* **Set task**:
Could you extract every entry below and reproduce it exactly?

[Stored items]
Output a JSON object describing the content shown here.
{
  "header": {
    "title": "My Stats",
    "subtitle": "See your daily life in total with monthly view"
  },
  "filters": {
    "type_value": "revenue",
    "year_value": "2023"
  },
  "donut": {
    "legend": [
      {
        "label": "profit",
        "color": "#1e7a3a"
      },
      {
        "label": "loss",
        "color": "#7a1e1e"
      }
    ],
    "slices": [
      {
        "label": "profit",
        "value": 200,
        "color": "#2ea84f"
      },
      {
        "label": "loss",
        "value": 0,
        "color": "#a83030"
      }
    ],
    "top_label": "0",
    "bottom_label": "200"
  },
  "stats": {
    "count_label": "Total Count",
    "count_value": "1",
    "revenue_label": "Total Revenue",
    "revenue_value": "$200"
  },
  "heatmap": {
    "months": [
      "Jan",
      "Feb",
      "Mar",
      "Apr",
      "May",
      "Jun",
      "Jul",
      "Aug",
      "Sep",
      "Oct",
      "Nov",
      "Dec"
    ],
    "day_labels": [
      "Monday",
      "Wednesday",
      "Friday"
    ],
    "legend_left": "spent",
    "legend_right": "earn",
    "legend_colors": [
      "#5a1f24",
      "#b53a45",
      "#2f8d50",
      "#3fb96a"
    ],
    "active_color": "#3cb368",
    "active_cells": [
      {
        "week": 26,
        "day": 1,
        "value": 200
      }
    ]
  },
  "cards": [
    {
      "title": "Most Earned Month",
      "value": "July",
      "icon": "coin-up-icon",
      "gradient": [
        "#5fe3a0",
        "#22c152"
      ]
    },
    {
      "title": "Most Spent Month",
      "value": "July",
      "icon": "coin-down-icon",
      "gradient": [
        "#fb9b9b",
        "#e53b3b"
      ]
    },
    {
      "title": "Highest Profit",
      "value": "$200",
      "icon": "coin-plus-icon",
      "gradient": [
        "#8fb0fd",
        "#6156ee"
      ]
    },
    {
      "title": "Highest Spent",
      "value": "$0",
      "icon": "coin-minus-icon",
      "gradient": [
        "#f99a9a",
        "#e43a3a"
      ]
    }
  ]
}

* **Response**:
Output a JSON object describing the content shown here.
{
  "header": {
    "title": "My Stats",
    "subtitle": "See your daily life in total with monthly view"
  },
  "filters": {
    "type_value": "revenue",
    "year_value": "2023"
  },
  "donut": {
    "legend": [
      {
        "label": "profit",
        "color": "#1e7a3a"
      },
      {
        "label": "loss",
        "color": "#7a1e1e"
      }
    ],
    "slices": [
      {
        "label": "profit",
        "value": 200,
        "color": "#2ea84f"
      },
      {
        "label": "loss",
        "value": 0,
        "color": "#a83030"
      }
    ],
    "top_label": "0",
    "bottom_label": "200"
  },
  "stats": {
    "count_label": "Total Count",
    "count_value": "1",
    "revenue_label": "Total Revenue",
    "revenue_value": "$200"
  },
  "heatmap": {
    "months": [
      "Jan",
      "Feb",
      "Mar",
      "Apr",
      "May",
      "Jun",
      "Jul",
      "Aug",
      "Sep",
      "Oct",
      "Nov",
      "Dec"
    ],
    "day_labels": [
      "Monday",
      "Wednesday",
      "Friday"
    ],
    "legend_left": "spent",
    "legend_right": "earn",
    "legend_colors": [
      "#5a1f24",
      "#b53a45",
      "#2f8d50",
      "#3fb96a"
    ],
    "active_color": "#3cb368",
    "active_cells": [
      {
        "week": 26,
        "day": 1,
        "value": 200
      }
    ]
  },
  "cards": [
    {
      "title": "Most Earned Month",
      "value": "July",
      "icon": "coin-up-icon",
      "gradient": [
        "#5fe3a0",
        "#22c152"
      ]
    },
    {
      "title": "Most Spent Month",
      "value": "July",
      "icon": "coin-down-icon",
      "gradient": [
        "#fb9b9b",
        "#e53b3b"
      ]
    },
    {
      "title": "Highest Profit",
      "value": "$200",
      "icon": "coin-plus-icon",
      "gradient": [
        "#8fb0fd",
        "#6156ee"
      ]
    },
    {
      "title": "Highest Spent",
      "value": "$0",
      "icon": "coin-minus-icon",
      "gradient": [
        "#f99a9a",
        "#e43a3a"
      ]
    }
  ]
}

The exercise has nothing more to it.